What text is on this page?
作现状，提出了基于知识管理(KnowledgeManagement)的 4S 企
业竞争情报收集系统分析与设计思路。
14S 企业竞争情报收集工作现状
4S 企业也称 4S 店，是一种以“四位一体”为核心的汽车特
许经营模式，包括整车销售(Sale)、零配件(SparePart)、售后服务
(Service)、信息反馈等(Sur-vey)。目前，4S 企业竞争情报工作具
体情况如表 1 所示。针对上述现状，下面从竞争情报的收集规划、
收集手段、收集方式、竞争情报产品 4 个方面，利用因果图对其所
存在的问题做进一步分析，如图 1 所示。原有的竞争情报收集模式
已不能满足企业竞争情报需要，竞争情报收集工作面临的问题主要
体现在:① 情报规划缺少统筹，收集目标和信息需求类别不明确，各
--
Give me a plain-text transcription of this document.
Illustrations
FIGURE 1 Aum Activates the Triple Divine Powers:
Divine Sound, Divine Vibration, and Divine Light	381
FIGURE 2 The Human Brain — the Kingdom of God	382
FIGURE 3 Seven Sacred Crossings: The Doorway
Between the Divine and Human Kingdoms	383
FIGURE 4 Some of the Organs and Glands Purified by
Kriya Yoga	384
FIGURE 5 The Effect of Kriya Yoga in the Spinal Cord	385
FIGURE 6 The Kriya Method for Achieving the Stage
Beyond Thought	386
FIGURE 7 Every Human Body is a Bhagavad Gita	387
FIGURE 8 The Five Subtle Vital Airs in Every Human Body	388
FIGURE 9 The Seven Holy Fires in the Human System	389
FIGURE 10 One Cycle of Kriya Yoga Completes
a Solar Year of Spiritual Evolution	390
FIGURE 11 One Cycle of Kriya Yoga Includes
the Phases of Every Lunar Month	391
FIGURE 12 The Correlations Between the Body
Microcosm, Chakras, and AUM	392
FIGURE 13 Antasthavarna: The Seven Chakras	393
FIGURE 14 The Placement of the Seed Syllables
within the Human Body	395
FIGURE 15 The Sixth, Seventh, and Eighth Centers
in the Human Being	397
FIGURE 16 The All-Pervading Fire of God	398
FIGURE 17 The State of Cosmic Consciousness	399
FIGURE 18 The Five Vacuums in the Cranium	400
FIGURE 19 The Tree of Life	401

> **GOAL**: Copy each line of the listing that contains the string "Every".

> **COMPLETED TASK**:
FIGURE 7 Every Human Body is a Bhagavad Gita	387
FIGURE 8 The Five Subtle Vital Airs in Every Human Body	388
the Phases of Every Lunar Month	391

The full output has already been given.